-- Required action 1 --
Using the passage on adaptive clinical trials, explain in one to three sentences why Scott Gottlieb spoke in favor of adaptive trial designs in 2006.
-- Required action 2 --
Continue the passage on adaptive clinical trials from the point where it stops.

-- Quoted passage --
* * *

Scott Gottlieb, President Trump's nominee to run the FDA, is a proponent of adaptive clinical trials, which would allow adjustments of trials as they are ongoing:
In 2006, Scott Gottlieb, then a deputy commissioner at the U.S. Food and Drug Administration (FDA), stood before an audience of clinicians and researchers to sing the praises of a new approach to drug trials. Instead of locking in a study's design from the start, researchers could build in options that would allow them to adjust along the way, based on the data they had collected. They could make the trial larger or smaller, for instance, add or remove arms, or change how incoming patients get assigned to them. Gottlieb predicted such adaptive trial designs, the topic of the conference he attended that distant summer in Washington, D.C., would "tell us more about safety and benefits of drugs, in potentially shorter time frames."

* * *

-- Provided material --
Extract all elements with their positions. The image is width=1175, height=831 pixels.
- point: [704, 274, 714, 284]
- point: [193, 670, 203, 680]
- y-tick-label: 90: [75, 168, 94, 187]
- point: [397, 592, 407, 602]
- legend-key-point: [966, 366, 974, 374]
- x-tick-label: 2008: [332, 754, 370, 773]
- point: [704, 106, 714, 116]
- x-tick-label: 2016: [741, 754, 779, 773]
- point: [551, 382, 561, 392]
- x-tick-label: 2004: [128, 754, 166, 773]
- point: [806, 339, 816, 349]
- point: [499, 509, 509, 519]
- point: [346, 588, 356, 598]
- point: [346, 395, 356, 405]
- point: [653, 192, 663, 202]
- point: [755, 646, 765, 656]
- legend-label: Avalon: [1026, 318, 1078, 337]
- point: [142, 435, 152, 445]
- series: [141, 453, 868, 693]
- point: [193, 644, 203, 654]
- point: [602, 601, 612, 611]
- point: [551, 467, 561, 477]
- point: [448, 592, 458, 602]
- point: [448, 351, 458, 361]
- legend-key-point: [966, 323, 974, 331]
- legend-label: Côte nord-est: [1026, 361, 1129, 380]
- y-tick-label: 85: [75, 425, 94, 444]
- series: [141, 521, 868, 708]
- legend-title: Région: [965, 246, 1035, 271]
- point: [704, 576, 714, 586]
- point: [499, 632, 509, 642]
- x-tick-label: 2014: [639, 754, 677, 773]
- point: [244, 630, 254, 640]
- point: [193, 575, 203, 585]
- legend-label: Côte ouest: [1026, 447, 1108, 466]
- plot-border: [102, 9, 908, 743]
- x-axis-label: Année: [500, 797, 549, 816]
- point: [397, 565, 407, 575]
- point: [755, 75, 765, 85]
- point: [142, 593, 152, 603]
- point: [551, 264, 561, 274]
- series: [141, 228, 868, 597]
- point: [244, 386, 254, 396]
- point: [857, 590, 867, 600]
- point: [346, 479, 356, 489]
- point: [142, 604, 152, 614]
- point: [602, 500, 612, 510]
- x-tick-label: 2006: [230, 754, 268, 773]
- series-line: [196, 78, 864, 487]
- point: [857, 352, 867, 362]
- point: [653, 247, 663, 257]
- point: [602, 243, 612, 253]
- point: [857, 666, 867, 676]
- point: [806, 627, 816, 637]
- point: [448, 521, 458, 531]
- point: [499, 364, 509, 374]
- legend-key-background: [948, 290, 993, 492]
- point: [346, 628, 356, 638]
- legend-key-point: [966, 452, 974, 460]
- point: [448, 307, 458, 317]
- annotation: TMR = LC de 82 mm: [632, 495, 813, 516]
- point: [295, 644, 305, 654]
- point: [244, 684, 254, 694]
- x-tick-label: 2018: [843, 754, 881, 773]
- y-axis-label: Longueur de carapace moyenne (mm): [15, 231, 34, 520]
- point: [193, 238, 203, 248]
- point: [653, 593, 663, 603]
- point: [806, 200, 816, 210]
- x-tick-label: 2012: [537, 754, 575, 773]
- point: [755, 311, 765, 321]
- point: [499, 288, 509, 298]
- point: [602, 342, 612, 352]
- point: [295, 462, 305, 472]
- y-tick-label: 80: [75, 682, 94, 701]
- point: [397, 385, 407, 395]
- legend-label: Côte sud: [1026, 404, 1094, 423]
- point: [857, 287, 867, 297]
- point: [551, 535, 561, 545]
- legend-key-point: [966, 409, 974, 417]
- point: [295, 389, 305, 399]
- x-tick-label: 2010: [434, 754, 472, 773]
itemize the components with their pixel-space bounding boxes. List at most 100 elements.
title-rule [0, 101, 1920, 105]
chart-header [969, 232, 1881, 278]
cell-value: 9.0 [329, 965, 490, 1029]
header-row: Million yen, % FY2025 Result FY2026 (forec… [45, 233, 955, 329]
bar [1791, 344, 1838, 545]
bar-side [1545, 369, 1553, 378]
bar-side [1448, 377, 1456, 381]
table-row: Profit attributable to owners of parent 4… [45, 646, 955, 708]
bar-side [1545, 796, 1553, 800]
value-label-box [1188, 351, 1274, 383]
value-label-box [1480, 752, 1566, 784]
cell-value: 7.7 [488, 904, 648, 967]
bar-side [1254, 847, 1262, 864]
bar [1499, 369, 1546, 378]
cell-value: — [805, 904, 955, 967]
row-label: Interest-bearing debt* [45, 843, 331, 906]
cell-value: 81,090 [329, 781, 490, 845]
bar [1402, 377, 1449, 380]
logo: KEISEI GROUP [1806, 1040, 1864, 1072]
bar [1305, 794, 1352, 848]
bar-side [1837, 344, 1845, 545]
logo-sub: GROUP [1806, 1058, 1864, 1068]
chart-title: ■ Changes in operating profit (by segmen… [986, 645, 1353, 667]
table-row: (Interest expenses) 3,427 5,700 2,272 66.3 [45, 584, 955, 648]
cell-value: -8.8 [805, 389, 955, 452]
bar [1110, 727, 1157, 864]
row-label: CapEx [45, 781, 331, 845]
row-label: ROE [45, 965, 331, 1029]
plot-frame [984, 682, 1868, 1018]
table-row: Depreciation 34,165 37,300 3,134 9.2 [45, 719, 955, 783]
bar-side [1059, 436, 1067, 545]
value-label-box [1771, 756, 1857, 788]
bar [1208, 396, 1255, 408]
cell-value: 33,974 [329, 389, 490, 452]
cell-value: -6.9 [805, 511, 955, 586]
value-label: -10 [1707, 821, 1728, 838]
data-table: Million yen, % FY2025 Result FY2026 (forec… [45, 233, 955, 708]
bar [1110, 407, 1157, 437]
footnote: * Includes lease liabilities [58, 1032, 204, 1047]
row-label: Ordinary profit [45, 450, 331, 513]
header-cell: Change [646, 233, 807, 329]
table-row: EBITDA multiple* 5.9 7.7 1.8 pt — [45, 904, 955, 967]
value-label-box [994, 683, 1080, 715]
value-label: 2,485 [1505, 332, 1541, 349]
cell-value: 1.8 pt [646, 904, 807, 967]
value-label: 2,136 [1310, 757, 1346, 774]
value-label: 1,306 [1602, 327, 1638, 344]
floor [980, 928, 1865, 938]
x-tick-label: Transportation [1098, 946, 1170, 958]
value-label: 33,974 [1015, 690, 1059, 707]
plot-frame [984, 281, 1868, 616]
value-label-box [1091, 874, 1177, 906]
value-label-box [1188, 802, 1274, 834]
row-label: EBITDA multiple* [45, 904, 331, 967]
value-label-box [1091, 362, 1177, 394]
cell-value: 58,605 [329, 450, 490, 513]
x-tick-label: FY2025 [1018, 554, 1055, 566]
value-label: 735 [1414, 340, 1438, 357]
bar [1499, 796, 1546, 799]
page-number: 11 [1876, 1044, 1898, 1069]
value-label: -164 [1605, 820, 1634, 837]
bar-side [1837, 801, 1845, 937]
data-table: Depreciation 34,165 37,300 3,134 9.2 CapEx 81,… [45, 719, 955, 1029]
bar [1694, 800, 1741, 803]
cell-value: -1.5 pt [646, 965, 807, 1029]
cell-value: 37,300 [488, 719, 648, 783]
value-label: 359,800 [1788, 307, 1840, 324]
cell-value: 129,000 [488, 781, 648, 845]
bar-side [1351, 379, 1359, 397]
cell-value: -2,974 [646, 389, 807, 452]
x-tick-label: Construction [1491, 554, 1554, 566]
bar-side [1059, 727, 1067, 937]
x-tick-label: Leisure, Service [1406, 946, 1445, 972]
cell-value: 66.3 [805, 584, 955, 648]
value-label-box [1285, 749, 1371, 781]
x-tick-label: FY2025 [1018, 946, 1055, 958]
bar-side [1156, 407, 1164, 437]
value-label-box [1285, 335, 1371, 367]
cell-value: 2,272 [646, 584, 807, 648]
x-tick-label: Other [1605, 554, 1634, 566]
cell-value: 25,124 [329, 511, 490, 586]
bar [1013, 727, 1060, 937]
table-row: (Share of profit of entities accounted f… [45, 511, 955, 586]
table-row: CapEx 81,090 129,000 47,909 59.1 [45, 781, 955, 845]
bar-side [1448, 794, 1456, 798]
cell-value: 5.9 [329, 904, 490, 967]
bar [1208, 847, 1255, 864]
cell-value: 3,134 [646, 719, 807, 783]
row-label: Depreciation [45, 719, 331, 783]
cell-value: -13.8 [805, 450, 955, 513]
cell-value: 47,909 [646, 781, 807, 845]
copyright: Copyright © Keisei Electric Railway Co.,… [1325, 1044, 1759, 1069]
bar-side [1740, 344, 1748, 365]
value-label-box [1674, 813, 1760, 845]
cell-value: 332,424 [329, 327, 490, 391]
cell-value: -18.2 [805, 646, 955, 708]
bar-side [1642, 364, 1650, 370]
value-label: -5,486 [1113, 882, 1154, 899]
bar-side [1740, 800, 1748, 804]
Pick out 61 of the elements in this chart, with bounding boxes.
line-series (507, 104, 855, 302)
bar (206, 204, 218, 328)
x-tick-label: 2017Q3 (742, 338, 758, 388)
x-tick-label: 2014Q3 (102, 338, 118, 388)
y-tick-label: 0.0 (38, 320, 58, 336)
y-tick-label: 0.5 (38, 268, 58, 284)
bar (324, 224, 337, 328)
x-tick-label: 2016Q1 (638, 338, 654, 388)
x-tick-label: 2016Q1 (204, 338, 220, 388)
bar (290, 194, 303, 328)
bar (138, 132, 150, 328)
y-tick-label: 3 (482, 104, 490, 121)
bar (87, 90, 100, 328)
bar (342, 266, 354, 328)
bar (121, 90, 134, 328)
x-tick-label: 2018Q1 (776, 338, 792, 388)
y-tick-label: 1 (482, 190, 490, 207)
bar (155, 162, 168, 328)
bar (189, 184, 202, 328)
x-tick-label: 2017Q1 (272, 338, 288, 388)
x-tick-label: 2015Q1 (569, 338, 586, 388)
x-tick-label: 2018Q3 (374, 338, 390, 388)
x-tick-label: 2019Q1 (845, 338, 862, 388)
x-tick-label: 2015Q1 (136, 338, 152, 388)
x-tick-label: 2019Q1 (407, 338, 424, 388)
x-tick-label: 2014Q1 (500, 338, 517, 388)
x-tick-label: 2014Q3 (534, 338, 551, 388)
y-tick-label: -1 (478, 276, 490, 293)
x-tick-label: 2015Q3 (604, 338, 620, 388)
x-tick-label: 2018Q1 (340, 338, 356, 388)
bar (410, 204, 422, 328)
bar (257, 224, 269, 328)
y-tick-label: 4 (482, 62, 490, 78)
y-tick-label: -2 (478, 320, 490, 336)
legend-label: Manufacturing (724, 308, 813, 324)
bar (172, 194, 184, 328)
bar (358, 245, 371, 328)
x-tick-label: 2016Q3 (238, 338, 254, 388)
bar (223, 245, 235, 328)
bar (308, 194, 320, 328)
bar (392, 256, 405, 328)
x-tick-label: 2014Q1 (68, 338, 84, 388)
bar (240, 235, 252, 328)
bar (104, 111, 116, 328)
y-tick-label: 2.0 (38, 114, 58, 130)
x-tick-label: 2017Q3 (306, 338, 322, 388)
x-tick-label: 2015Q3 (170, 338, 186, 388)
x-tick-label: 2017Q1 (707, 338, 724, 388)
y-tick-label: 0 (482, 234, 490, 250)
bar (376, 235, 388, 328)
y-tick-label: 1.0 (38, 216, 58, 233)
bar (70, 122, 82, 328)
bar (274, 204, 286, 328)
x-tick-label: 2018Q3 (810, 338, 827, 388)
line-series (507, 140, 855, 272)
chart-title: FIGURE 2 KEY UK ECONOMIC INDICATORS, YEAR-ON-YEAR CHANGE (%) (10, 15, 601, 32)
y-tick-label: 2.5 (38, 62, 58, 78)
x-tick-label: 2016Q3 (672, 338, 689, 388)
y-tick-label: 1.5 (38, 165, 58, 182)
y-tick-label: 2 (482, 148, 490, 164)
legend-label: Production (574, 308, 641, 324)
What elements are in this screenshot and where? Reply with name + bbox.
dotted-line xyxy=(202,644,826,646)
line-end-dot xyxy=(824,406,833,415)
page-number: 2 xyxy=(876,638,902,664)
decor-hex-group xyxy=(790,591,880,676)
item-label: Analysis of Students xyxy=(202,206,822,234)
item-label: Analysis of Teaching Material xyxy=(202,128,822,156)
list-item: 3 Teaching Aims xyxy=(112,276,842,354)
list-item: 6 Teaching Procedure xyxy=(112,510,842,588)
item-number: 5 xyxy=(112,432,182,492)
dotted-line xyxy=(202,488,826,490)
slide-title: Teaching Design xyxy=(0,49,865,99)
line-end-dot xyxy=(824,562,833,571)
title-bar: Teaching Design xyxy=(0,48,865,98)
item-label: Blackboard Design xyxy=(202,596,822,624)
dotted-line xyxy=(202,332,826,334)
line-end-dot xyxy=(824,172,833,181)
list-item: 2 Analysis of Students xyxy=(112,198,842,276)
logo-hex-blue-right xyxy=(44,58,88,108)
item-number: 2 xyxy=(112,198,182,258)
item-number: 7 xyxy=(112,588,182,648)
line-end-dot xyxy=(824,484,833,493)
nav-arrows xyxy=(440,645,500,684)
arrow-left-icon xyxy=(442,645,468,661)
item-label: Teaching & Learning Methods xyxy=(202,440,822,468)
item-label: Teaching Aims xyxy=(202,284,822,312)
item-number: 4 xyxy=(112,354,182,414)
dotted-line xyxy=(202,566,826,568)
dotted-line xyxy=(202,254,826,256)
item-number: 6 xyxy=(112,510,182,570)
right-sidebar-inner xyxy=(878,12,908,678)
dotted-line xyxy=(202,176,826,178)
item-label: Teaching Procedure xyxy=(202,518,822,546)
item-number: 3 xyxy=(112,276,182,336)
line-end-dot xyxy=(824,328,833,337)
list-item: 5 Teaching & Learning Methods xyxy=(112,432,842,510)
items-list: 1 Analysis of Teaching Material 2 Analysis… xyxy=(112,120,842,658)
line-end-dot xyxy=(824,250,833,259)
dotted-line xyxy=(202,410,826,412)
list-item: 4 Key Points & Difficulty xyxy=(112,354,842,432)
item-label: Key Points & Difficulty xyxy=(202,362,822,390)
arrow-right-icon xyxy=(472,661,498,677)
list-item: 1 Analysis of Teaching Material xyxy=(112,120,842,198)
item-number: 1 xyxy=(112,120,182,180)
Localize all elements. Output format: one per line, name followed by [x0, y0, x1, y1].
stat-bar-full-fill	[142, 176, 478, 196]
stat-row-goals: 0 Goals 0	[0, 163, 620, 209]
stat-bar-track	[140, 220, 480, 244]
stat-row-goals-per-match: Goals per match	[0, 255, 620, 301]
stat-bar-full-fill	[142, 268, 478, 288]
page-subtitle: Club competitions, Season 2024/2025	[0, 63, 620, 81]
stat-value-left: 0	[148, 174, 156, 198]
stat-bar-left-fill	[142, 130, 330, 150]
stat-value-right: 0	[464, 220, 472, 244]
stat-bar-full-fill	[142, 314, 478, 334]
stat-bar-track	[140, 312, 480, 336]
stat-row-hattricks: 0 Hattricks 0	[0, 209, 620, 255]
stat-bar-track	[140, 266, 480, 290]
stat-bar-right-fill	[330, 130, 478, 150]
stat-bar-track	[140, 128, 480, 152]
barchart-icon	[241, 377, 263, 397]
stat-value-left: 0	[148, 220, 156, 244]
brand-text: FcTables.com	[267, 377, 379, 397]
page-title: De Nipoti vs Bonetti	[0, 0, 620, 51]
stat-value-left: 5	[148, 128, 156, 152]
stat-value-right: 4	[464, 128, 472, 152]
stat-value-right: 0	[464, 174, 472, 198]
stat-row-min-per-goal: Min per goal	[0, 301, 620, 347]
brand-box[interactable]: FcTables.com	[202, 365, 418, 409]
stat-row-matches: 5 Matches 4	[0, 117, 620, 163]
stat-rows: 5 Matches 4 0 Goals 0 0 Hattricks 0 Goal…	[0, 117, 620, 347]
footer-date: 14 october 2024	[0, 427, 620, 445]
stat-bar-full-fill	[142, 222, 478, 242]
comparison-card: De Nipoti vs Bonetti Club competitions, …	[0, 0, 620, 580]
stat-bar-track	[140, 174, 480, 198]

* * *

-- Exercise response 1 --
Gottlieb predicted that adaptive trial designs would "tell us more about safety and benefits of drugs, in potentially shorter time frames." Instead of fixing a study's design from the start, these designs let researchers adjust a trial as it runs, based on the data they have collected.

-- Exercise response 2 --
This week, as President Donald Trump's nominee to head FDA, Gottlieb sat before Republican lawmakers hungry for promises of "shorter time frames" for drug and device approvals, and again expressed his zeal—repeatedly—for adaptive trial designs. If confirmed to be FDA's head, as expected, Gottlieb suggested he'd promote wider use of the approach.
But for all their promise, many adaptive trial features still aren't commonplace. And Gottlieb will face a number of obstacles to encouraging their wider use, experts tell ScienceInsider.
(Score: 2) by AthanasiusKircher on Monday April 10 2017, @05:53PM (1 child)
Does this really qualify as "p-hacking"? P-hacking generally implies taking existing data and trying out oodles of possible statistical correlations to find one (or more) that appear to have a "significant" result. (Or other equivalent data analysis methods than obscure the experimental design and data collection in such a way as to overestimate significance.)
But this isn't a post-hoc statistical analysis procedure. This is actively manipulating the study and data collection while in progress. I think this actually falls on a different level of study manipulation than p-hacking (which is generally referring to the analysis phase).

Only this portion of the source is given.